→ **Record extracts**
══════
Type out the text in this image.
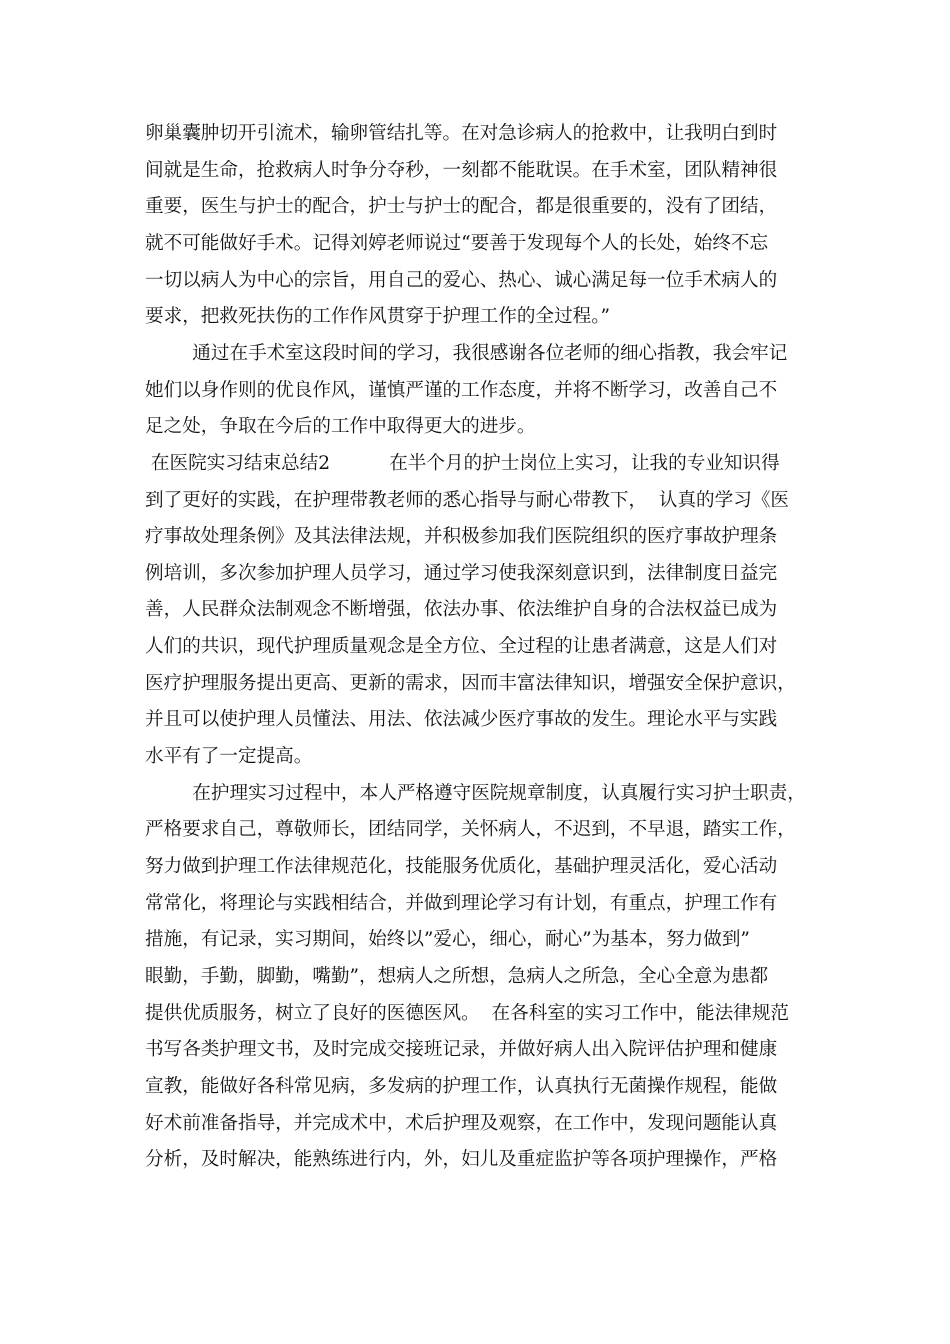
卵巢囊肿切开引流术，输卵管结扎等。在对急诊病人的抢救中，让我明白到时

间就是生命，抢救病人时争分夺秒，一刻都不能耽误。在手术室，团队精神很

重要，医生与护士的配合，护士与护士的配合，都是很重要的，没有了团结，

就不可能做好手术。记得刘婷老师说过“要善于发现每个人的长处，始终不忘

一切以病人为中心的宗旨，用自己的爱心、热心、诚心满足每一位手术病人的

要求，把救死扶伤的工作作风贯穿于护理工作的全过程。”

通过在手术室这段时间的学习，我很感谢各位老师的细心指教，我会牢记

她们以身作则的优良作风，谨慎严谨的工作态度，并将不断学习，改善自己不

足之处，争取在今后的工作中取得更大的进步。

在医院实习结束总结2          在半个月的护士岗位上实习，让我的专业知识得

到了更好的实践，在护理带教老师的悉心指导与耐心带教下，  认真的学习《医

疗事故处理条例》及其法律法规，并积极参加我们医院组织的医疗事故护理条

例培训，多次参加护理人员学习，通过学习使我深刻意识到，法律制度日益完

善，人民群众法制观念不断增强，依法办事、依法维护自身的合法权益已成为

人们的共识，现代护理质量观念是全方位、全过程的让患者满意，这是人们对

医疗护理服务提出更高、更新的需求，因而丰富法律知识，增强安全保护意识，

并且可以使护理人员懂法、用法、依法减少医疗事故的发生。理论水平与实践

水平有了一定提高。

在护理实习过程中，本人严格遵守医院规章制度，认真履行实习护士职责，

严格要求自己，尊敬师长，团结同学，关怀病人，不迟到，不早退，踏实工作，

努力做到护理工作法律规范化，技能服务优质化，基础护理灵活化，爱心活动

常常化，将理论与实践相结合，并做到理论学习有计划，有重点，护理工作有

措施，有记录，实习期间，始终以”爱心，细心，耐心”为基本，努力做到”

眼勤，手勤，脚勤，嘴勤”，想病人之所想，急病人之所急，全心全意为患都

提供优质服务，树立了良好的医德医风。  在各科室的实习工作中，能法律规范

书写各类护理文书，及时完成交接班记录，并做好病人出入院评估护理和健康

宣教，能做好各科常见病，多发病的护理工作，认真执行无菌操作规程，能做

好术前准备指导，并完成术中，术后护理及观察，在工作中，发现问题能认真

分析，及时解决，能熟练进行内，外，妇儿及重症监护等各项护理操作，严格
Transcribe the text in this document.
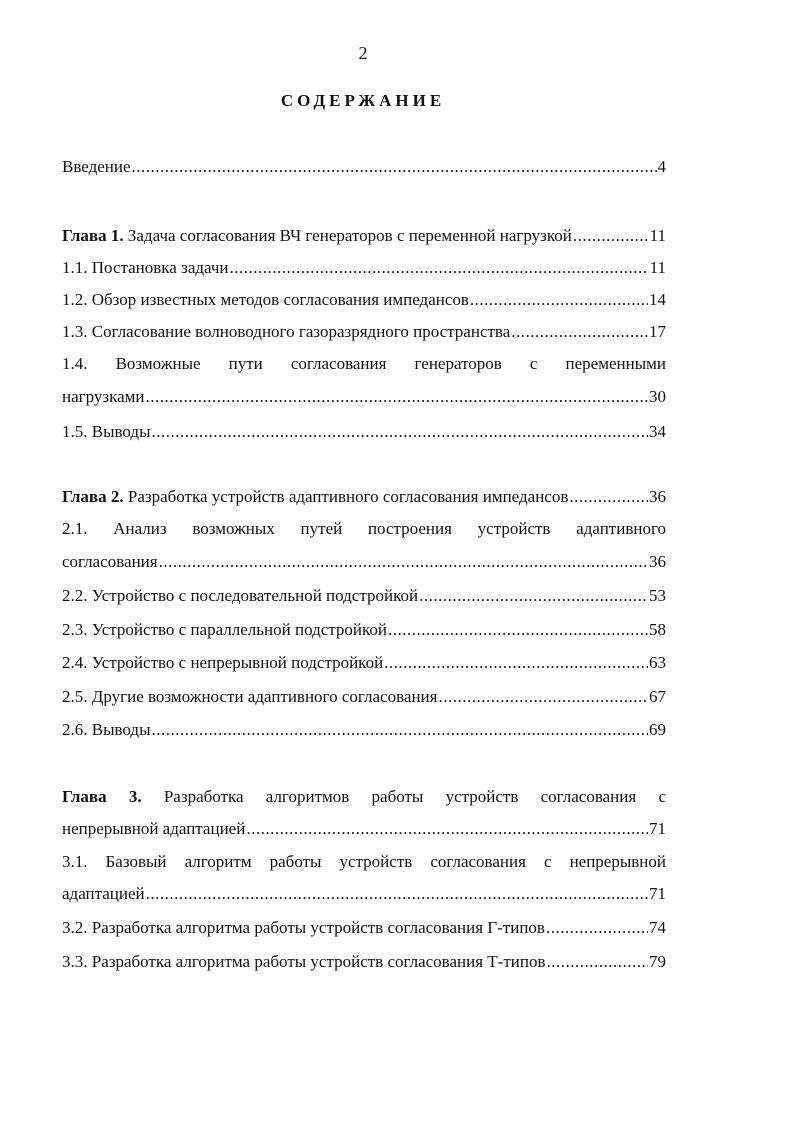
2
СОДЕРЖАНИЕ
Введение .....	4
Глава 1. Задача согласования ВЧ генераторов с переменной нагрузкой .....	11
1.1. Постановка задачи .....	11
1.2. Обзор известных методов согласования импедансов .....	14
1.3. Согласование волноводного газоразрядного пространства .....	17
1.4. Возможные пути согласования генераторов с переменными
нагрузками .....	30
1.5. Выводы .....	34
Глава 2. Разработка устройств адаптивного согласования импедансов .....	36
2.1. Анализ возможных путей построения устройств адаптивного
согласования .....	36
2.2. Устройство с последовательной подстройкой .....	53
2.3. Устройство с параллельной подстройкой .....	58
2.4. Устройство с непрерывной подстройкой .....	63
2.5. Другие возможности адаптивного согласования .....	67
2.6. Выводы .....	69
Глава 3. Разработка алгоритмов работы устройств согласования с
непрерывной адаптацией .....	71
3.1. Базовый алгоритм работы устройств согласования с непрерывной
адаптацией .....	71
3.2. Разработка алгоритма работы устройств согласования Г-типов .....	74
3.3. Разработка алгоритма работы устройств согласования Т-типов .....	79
══════
→ **Exercise instructions**
Report the number of lines in the listing that include the string "непрерывной"; give nothing but the number.

→ **Written solution**
3